start

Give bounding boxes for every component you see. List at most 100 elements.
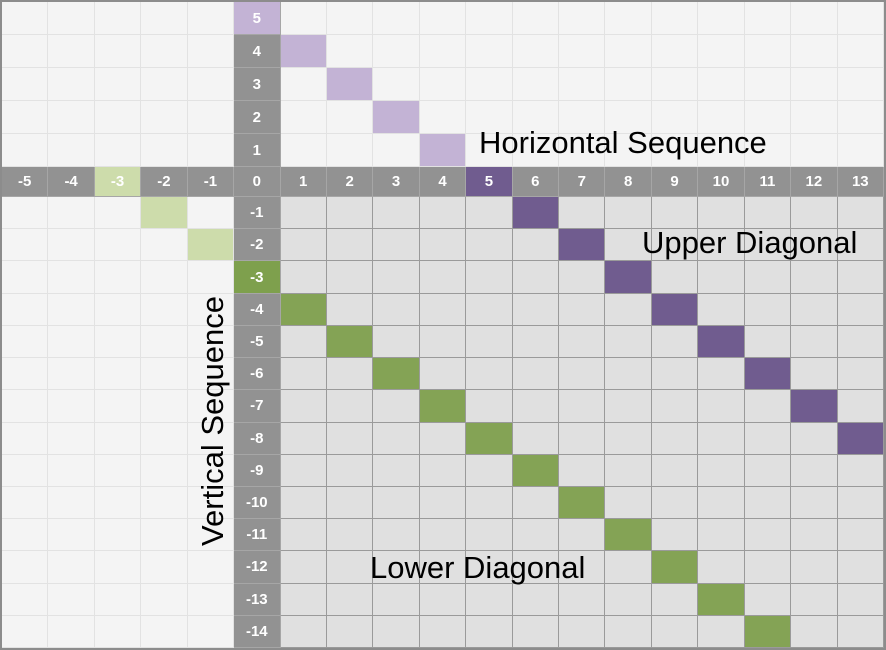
row-header--12: -12 — [234, 551, 281, 584]
row-header-3: 3 — [234, 68, 281, 101]
cell-2--14 — [326, 615, 374, 648]
cell-11--3 — [744, 261, 792, 294]
cell-1-3 — [280, 68, 327, 101]
cell-5-3 — [466, 68, 513, 101]
cell--2-3 — [141, 68, 188, 101]
row-header--11: -11 — [234, 519, 281, 552]
cell--5--6 — [2, 358, 49, 391]
row-header-4: 4 — [234, 35, 281, 68]
cell-12--3 — [791, 261, 838, 294]
cell-4--6 — [419, 358, 467, 391]
cell-1--7 — [280, 390, 327, 423]
cell-8-5 — [605, 2, 652, 35]
cell--4--5 — [48, 325, 95, 359]
cell-11--13 — [744, 583, 792, 616]
cell-12--12 — [791, 551, 838, 584]
cell-8--1 — [605, 197, 652, 230]
cell-10--4 — [698, 293, 745, 326]
cell-2-4 — [326, 35, 374, 68]
cell--2-5 — [141, 2, 188, 35]
cell-5--13 — [466, 583, 513, 616]
cell-10--8 — [698, 422, 745, 455]
cell--1-1 — [187, 134, 235, 167]
cell--4--4 — [48, 293, 95, 326]
cell-9--2 — [651, 229, 699, 262]
cell-9--12 — [651, 551, 699, 584]
cell-11--12 — [744, 551, 792, 584]
row-header--8: -8 — [234, 422, 281, 455]
cell-11--8 — [744, 422, 792, 455]
cell-13--7 — [837, 390, 884, 423]
cell-12--10 — [791, 486, 838, 520]
cell-11-2 — [744, 101, 792, 134]
cell--5--1 — [2, 197, 49, 230]
cell--3-2 — [94, 101, 142, 134]
cell-4--3 — [419, 261, 467, 294]
cell--3--7 — [94, 390, 142, 423]
cell-2-3 — [326, 68, 374, 101]
cell-6--14 — [512, 615, 560, 648]
cell--5--7 — [2, 390, 49, 423]
cell-10--13 — [698, 583, 745, 616]
cell--1--13 — [187, 583, 235, 616]
cell-13-1 — [837, 134, 884, 167]
col-header-8: 8 — [605, 167, 652, 197]
cell--5--8 — [2, 422, 49, 455]
cell-3-1 — [373, 134, 420, 167]
cell--3-1 — [94, 134, 142, 167]
cell-9--13 — [651, 583, 699, 616]
row-header--9: -9 — [234, 454, 281, 487]
row-header--6: -6 — [234, 358, 281, 391]
cell--4-3 — [48, 68, 95, 101]
cell-1--9 — [280, 454, 327, 487]
cell-5-2 — [466, 101, 513, 134]
cell-11--5 — [744, 325, 792, 359]
cell--3-4 — [94, 35, 142, 68]
cell-13--1 — [837, 197, 884, 230]
cell--3--14 — [94, 615, 142, 648]
cell--5--11 — [2, 519, 49, 552]
cell-8--6 — [605, 358, 652, 391]
cell--5--14 — [2, 615, 49, 648]
cell-7--1 — [559, 197, 606, 230]
cell-10-5 — [698, 2, 745, 35]
cell-1-1 — [280, 134, 327, 167]
cell--5-2 — [2, 101, 49, 134]
cell--4--14 — [48, 615, 95, 648]
cell-5--11 — [466, 519, 513, 552]
cell-1--11 — [280, 519, 327, 552]
cell-6--7 — [512, 390, 560, 423]
col-header-6: 6 — [512, 167, 560, 197]
cell-5--14 — [466, 615, 513, 648]
cell-3--9 — [373, 454, 420, 487]
cell--5--13 — [2, 583, 49, 616]
cell-13--10 — [837, 486, 884, 520]
col-header-9: 9 — [651, 167, 699, 197]
cell-2--3 — [326, 261, 374, 294]
cell--3--2 — [94, 229, 142, 262]
cell-1--2 — [280, 229, 327, 262]
cell-1--13 — [280, 583, 327, 616]
cell-5--4 — [466, 293, 513, 326]
cell-6--13 — [512, 583, 560, 616]
cell-4--9 — [419, 454, 467, 487]
cell--4-2 — [48, 101, 95, 134]
cell-4--2 — [419, 229, 467, 262]
cell-9-5 — [651, 2, 699, 35]
cell-10--9 — [698, 454, 745, 487]
cell-10-4 — [698, 35, 745, 68]
cell--5--5 — [2, 325, 49, 359]
cell-8--11 — [605, 519, 652, 552]
cell-12--8 — [791, 422, 838, 455]
cell-13-4 — [837, 35, 884, 68]
cell-6-1 — [512, 134, 560, 167]
cell-3-3 — [373, 68, 420, 101]
cell-7--11 — [559, 519, 606, 552]
row-header--4: -4 — [234, 293, 281, 326]
cell-9--8 — [651, 422, 699, 455]
cell--3--12 — [94, 551, 142, 584]
cell-1--8 — [280, 422, 327, 455]
cell-10--11 — [698, 519, 745, 552]
row-header-2: 2 — [234, 101, 281, 134]
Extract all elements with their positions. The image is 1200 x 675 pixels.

end

▶ **SHORT TASK**
In the listing, rewrite the lines between the one holding "row-header--12: -12 — [234, 551, 281, 584]" and the one holding "cell-9--12 — [651, 551, 699, 584]", inclusive, with "row-header" changed to "row-label" and everything else left as it is.

▶ **TASK ANSWER**
row-label--12: -12 — [234, 551, 281, 584]
row-label-3: 3 — [234, 68, 281, 101]
cell-2--14 — [326, 615, 374, 648]
cell-11--3 — [744, 261, 792, 294]
cell-1-3 — [280, 68, 327, 101]
cell-5-3 — [466, 68, 513, 101]
cell--2-3 — [141, 68, 188, 101]
row-label--11: -11 — [234, 519, 281, 552]
cell--5--6 — [2, 358, 49, 391]
row-label-4: 4 — [234, 35, 281, 68]
cell-12--3 — [791, 261, 838, 294]
cell-4--6 — [419, 358, 467, 391]
cell-1--7 — [280, 390, 327, 423]
cell-8-5 — [605, 2, 652, 35]
cell--4--5 — [48, 325, 95, 359]
cell-11--13 — [744, 583, 792, 616]
cell-12--12 — [791, 551, 838, 584]
cell-8--1 — [605, 197, 652, 230]
cell-10--4 — [698, 293, 745, 326]
cell-2-4 — [326, 35, 374, 68]
cell--2-5 — [141, 2, 188, 35]
cell-5--13 — [466, 583, 513, 616]
cell-10--8 — [698, 422, 745, 455]
cell--1-1 — [187, 134, 235, 167]
cell--4--4 — [48, 293, 95, 326]
cell-9--2 — [651, 229, 699, 262]
cell-9--12 — [651, 551, 699, 584]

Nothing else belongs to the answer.